▸ **TASK OBJECTIVE**: All lines holding the string "messages" are to be shown.

▸ **RECORDS SHOWN**:

* * * * *

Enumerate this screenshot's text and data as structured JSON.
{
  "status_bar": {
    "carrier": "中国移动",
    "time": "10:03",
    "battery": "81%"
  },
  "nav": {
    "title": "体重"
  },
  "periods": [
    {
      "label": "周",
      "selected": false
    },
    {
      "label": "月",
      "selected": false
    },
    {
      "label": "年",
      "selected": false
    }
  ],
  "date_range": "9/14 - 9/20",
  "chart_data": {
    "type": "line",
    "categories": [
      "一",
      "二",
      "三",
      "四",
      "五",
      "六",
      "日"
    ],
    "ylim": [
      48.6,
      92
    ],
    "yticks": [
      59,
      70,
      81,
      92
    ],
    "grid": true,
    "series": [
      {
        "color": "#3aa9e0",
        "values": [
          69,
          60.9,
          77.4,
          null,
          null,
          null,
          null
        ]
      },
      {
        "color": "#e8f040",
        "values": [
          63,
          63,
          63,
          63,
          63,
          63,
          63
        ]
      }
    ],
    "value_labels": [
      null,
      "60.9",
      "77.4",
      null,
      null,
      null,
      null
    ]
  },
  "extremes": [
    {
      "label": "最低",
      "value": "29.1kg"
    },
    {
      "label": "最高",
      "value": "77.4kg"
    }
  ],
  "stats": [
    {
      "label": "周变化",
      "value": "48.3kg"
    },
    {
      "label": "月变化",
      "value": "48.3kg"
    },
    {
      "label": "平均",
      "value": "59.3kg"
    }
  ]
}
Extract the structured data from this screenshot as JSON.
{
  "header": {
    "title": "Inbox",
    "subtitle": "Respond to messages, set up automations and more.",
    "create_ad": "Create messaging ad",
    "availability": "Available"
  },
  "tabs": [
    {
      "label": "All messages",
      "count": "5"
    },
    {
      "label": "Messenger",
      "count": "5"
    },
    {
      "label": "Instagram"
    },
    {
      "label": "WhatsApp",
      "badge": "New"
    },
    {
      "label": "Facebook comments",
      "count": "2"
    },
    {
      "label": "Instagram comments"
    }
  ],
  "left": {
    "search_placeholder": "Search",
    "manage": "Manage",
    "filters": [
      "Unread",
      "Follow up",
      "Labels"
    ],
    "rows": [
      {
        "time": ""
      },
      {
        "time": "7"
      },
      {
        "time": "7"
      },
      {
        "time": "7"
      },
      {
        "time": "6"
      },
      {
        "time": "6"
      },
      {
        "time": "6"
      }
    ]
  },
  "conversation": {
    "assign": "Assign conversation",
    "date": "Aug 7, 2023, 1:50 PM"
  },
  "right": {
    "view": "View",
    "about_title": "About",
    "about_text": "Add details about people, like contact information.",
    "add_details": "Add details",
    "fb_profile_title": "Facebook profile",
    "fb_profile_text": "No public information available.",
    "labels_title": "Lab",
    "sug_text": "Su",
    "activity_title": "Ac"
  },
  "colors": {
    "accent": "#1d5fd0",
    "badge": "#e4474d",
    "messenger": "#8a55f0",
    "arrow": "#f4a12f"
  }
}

* * * * *

▸ **TASK OUTPUT**:
    "subtitle": "Respond to messages, set up automations and more.",
      "label": "All messages",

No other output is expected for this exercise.